> _Records from a data collection_

::::::::::

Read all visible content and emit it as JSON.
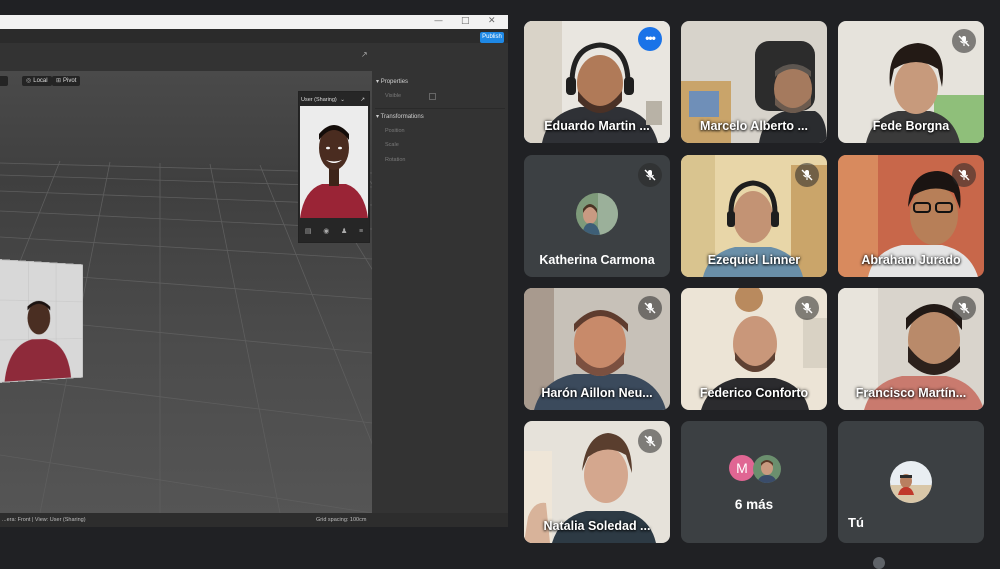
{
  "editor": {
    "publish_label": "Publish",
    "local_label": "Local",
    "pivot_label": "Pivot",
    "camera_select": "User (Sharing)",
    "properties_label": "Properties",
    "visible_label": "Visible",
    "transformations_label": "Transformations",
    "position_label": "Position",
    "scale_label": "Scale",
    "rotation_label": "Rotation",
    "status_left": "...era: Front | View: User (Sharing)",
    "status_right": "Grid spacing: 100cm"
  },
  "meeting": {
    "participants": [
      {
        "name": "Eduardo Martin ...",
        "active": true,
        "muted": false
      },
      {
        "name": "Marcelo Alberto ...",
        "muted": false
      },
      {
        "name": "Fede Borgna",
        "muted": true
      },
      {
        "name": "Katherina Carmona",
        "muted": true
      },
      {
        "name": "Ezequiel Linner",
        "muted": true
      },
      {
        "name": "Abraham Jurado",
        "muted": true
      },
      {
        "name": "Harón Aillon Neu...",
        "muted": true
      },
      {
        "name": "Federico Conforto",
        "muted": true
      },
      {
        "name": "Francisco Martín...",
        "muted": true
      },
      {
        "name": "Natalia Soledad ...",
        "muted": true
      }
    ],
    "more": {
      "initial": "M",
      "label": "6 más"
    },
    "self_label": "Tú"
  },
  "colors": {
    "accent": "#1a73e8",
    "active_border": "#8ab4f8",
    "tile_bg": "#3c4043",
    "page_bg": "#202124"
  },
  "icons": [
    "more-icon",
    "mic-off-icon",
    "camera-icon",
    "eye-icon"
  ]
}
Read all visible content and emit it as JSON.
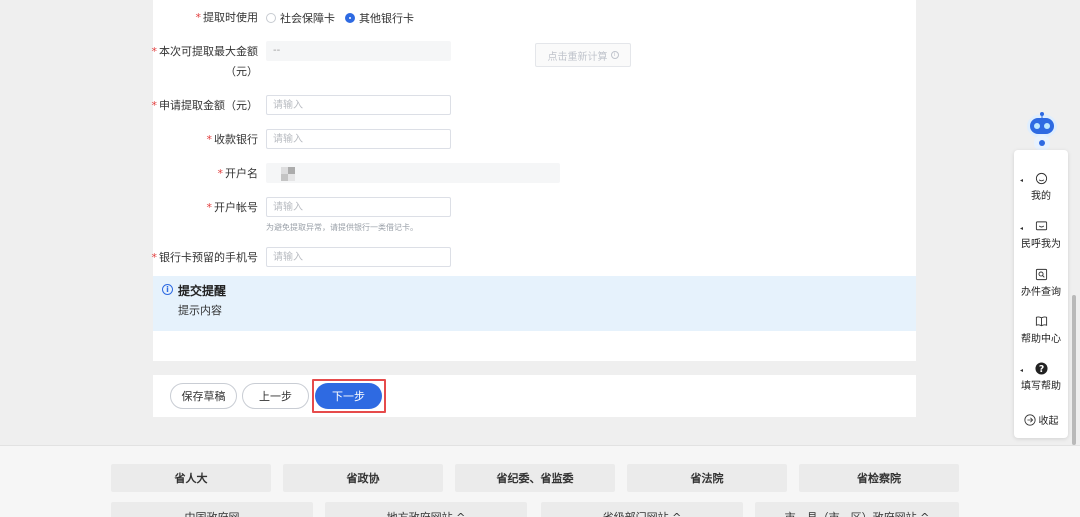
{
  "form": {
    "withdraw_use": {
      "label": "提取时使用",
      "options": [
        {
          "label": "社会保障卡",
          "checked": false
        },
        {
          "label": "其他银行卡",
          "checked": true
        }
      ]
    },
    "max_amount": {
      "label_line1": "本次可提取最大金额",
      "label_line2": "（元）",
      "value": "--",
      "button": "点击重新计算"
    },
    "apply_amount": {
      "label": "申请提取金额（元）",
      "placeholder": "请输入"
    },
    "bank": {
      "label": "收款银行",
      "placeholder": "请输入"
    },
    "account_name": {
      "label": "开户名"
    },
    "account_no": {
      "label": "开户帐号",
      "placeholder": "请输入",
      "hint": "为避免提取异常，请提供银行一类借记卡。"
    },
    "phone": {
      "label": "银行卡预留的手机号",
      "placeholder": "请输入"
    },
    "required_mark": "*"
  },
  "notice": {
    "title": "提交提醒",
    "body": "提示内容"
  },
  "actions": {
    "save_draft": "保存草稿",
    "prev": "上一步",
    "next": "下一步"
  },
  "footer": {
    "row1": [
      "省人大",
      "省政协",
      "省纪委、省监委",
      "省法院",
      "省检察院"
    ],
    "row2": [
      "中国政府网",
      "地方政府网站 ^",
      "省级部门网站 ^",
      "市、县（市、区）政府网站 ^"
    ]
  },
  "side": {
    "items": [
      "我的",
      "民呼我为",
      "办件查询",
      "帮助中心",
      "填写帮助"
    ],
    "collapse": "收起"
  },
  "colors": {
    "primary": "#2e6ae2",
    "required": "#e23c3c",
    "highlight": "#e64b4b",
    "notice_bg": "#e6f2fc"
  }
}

::::::::::

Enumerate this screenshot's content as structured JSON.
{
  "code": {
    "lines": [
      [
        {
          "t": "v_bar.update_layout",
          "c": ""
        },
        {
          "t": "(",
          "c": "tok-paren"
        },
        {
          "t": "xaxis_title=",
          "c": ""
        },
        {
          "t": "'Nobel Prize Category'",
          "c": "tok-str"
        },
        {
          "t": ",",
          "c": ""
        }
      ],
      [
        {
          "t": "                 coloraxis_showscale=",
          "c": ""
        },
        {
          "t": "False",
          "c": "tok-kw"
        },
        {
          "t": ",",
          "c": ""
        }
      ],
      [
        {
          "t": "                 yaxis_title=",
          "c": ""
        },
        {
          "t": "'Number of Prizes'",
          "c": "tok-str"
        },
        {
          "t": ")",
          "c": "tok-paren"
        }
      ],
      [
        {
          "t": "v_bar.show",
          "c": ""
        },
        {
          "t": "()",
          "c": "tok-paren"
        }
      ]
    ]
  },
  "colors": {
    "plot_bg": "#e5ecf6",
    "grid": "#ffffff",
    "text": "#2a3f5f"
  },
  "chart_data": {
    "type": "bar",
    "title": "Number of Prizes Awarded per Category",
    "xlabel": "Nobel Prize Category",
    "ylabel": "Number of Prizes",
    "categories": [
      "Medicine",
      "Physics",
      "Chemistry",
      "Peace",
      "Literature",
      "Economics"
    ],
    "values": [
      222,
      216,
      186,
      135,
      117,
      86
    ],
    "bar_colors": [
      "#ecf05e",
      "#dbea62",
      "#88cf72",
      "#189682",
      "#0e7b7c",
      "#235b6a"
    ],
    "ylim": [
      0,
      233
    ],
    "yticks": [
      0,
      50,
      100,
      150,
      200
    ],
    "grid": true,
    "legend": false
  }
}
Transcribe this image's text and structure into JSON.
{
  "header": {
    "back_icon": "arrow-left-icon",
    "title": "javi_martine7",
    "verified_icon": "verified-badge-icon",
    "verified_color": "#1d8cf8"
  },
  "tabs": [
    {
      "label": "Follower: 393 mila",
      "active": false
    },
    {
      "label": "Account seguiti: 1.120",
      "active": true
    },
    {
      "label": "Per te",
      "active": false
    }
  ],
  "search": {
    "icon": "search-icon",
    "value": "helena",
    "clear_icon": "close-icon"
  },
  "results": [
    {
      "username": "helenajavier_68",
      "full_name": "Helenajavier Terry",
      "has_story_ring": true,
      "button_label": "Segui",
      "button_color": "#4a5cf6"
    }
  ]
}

::::::::::

> _TASK_
Which lines include the word "Sharing"? Copy every one of them.

> _WORKED ANSWER_
    "camera_select": "User (Sharing)",
    "status_left": "...era: Front | View: User (Sharing)",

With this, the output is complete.